What to work on: Could every line of the data be printed exactly as it reads?

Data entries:
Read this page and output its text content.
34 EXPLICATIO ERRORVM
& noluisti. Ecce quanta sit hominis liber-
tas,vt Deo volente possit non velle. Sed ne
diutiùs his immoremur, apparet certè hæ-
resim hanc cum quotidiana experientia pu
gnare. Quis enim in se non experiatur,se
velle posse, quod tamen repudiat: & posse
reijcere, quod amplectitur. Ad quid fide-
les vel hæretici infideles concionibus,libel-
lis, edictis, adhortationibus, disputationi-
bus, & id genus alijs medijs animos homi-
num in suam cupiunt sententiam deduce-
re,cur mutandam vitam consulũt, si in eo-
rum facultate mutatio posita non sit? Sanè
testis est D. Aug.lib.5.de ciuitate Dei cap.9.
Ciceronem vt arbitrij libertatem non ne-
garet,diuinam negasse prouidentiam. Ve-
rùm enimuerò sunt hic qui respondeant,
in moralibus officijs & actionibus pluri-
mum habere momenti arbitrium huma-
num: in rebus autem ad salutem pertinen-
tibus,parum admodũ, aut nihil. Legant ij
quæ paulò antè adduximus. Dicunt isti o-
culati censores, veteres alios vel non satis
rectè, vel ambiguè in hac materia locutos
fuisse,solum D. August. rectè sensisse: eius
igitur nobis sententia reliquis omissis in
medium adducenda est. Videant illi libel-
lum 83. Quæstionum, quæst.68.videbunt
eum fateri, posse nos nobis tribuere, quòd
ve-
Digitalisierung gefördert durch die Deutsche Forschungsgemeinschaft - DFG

Output of the task:
Read this page and output its text content.
34 EXPLICATIO ERRORVM
& noluisti. Ecce quanta sit hominis liber-
tas,vt Deo volente possit non velle. Sed ne
diutiùs his immoremur, apparet certè hæ-
resim hanc cum quotidiana experientia pu
gnare. Quis enim in se non experiatur,se
velle posse, quod tamen repudiat: & posse
reijcere, quod amplectitur. Ad quid fide-
les vel hæretici infideles concionibus,libel-
lis, edictis, adhortationibus, disputationi-
bus, & id genus alijs medijs animos homi-
num in suam cupiunt sententiam deduce-
re,cur mutandam vitam consulũt, si in eo-
rum facultate mutatio posita non sit? Sanè
testis est D. Aug.lib.5.de ciuitate Dei cap.9.
Ciceronem vt arbitrij libertatem non ne-
garet,diuinam negasse prouidentiam. Ve-
rùm enimuerò sunt hic qui respondeant,
in moralibus officijs & actionibus pluri-
mum habere momenti arbitrium huma-
num: in rebus autem ad salutem pertinen-
tibus,parum admodũ, aut nihil. Legant ij
quæ paulò antè adduximus. Dicunt isti o-
culati censores, veteres alios vel non satis
rectè, vel ambiguè in hac materia locutos
fuisse,solum D. August. rectè sensisse: eius
igitur nobis sententia reliquis omissis in
medium adducenda est. Videant illi libel-
lum 83. Quæstionum, quæst.68.videbunt
eum fateri, posse nos nobis tribuere, quòd
ve-
Digitalisierung gefördert durch die Deutsche Forschungsgemeinschaft - DFG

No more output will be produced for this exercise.